He made his first RCA Victor recordings in Chicago in 1947, but they did not sell. He did some studio work for RCA that year, but had relocated to Knoxville again where he worked with Homer and Jethro on WNOX's new Saturday night radio show The Tennessee Barn Dance and the popular Midday Merry Go Round.

In 1949, he left WNOX to join June Carter with Mother Maybelle and the Carter Sisters on KWTO. This incarnation of the Carter Family featured Maybelle Carter and daughters June, Helen, and Anita. Their work soon attracted attention from the Grand Ole Opry. The group relocated to Nashville in the mid-1950s. Atkins began working on recording sessions and performing on WSM-AM and the Opry. Atkins became a member of the Opry in the 1950s.

In 1952 he co-wrote the song "How's the World Treating You?' with Boudleaux Bryant which was released as an RCA Victor single by The Beaver Valley Sweethearts in January, 1953. The song was also recorded by Eddy Arnold in 1953 and Elvis Presley in 1956. Jim Reeves, Don Gibson, Rosemary Clooney, Red Foley, Connie Francis, Sonny James, and James Taylor and Alison Krauss.

> [AVAILABLE DATA]
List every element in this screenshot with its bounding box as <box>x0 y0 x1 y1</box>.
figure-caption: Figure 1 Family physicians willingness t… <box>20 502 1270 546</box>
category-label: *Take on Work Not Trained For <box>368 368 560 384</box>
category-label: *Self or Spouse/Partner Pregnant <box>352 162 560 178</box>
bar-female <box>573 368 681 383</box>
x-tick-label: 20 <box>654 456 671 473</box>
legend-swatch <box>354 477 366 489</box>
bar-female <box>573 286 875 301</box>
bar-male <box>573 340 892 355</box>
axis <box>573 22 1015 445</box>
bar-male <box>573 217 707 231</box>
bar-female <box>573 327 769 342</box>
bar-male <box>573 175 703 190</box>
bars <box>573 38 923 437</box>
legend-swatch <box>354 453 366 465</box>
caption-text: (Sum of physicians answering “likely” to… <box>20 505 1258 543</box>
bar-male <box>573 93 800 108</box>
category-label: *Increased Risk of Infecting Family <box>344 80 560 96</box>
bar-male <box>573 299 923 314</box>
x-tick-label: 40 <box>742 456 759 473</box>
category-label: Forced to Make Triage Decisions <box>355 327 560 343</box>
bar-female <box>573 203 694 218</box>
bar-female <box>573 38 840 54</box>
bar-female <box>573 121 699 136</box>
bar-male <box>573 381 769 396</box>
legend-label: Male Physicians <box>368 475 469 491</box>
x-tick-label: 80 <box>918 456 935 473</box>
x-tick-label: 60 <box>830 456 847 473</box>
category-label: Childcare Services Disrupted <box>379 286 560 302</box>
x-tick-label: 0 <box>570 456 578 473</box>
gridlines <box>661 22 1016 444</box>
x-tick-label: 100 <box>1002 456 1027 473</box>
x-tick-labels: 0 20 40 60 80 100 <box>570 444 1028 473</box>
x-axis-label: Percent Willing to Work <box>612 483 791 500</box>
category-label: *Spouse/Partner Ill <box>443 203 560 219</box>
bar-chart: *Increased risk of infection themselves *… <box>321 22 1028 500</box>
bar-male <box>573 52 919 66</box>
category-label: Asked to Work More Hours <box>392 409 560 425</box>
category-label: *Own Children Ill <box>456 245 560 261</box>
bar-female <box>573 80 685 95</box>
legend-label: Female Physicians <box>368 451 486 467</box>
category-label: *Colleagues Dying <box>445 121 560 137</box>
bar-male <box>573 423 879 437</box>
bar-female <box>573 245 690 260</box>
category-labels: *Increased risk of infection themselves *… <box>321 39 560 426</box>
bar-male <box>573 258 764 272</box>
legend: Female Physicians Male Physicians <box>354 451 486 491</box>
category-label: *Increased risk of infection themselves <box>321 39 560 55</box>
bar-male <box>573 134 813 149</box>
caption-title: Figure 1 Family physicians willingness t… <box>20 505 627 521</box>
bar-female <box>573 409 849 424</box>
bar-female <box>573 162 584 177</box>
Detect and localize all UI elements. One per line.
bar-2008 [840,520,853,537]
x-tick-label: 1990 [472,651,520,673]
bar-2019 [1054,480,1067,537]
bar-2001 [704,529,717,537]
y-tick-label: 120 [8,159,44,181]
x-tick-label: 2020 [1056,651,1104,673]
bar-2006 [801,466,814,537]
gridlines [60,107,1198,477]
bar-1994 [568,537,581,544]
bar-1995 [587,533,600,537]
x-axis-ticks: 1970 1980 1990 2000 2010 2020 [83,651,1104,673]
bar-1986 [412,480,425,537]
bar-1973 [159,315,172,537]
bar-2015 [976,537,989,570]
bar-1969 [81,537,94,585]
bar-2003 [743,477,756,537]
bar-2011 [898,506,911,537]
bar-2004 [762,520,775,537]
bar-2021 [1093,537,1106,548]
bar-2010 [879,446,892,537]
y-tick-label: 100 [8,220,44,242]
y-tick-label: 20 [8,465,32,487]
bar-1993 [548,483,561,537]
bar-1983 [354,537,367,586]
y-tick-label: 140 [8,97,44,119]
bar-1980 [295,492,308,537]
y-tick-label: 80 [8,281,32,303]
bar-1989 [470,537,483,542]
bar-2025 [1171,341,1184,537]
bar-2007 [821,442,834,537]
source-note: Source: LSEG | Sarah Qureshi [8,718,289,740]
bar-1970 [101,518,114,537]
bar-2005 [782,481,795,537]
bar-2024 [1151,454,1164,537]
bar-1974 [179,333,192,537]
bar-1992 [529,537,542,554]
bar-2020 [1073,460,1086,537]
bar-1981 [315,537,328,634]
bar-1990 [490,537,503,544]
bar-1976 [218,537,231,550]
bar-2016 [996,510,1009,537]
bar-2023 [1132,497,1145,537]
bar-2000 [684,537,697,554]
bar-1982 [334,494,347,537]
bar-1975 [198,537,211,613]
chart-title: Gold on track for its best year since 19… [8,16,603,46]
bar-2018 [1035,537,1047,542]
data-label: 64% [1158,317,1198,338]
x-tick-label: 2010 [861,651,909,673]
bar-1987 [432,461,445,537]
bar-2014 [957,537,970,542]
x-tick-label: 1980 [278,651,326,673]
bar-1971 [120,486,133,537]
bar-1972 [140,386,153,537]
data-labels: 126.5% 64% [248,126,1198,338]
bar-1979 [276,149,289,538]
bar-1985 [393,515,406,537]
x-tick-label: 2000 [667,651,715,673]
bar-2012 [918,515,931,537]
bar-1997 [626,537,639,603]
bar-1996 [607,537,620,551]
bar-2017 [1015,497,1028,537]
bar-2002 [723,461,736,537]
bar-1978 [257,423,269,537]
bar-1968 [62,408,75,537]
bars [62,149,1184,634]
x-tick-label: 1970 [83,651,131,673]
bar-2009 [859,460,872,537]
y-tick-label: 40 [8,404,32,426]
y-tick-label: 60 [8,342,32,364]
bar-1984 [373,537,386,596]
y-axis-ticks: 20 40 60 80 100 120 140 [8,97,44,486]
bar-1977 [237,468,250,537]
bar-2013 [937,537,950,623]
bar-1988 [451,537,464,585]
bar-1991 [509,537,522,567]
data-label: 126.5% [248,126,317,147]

> [AIM OF THE EXERCISE] Condense the paragraph of the Atkins excerpt that begins "In 1949, he left WNOX" into a short list that keeps its main facts. The lines stand apart from the text about Atkins's early career.

> [OUTPUT OF THE EXERCISE]
- In 1949 Atkins left WNOX to join June Carter with Mother Maybelle and the Carter Sisters on KWTO.
- This version of the Carter Family was Maybelle Carter and her daughters June, Helen, and Anita.
- The group drew the Grand Ole Opry's attention and moved to Nashville in the mid-1950s.
- Atkins worked on recording sessions, performed on WSM-AM and the Opry, and became an Opry member in the 1950s.